Here are some records; return them all exactly.

> [PROVIDED DATA]:
▽

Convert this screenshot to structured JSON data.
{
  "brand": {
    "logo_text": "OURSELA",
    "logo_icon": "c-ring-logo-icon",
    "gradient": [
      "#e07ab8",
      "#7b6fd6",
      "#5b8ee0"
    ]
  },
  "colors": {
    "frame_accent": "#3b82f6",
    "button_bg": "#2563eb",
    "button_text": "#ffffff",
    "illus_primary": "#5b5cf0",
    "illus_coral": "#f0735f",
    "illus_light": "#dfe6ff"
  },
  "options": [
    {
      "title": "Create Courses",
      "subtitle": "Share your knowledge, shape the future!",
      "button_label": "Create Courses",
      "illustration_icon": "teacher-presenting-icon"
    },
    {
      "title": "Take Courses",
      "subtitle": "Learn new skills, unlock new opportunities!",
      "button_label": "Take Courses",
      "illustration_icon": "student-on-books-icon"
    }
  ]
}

△

> [RESPONSE TO THE EXERCISE]:
Convert this screenshot to structured JSON data.
{
  "brand": {
    "logo_text": "OURSELA",
    "logo_icon": "c-ring-logo-icon",
    "gradient": [
      "#e07ab8",
      "#7b6fd6",
      "#5b8ee0"
    ]
  },
  "colors": {
    "frame_accent": "#3b82f6",
    "button_bg": "#2563eb",
    "button_text": "#ffffff",
    "illus_primary": "#5b5cf0",
    "illus_coral": "#f0735f",
    "illus_light": "#dfe6ff"
  },
  "options": [
    {
      "title": "Create Courses",
      "subtitle": "Share your knowledge, shape the future!",
      "button_label": "Create Courses",
      "illustration_icon": "teacher-presenting-icon"
    },
    {
      "title": "Take Courses",
      "subtitle": "Learn new skills, unlock new opportunities!",
      "button_label": "Take Courses",
      "illustration_icon": "student-on-books-icon"
    }
  ]
}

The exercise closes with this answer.